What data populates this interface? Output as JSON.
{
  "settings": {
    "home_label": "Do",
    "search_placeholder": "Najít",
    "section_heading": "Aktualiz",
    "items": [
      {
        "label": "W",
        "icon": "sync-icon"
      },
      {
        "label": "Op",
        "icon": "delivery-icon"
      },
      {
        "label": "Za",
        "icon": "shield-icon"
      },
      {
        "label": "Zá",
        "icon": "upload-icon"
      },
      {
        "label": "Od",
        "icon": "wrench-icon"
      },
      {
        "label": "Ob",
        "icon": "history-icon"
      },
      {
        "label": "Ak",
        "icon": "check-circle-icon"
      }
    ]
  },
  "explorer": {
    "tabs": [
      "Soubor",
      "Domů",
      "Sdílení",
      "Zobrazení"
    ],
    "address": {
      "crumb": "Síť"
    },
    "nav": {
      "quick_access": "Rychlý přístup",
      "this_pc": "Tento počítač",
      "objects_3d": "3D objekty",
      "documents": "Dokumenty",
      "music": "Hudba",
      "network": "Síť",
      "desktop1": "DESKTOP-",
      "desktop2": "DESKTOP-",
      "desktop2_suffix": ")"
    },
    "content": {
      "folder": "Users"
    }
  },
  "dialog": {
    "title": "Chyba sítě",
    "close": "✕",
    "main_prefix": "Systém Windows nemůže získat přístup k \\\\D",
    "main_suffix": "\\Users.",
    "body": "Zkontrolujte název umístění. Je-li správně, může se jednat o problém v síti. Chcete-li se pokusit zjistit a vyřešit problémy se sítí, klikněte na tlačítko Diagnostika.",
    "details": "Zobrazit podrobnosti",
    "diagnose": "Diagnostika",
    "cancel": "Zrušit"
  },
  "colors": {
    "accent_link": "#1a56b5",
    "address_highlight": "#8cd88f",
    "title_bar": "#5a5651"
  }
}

● ● ● ● ●

Aim >> Give only the number of lines in the data that hold the word "Diagnostika".

Expected output >> 2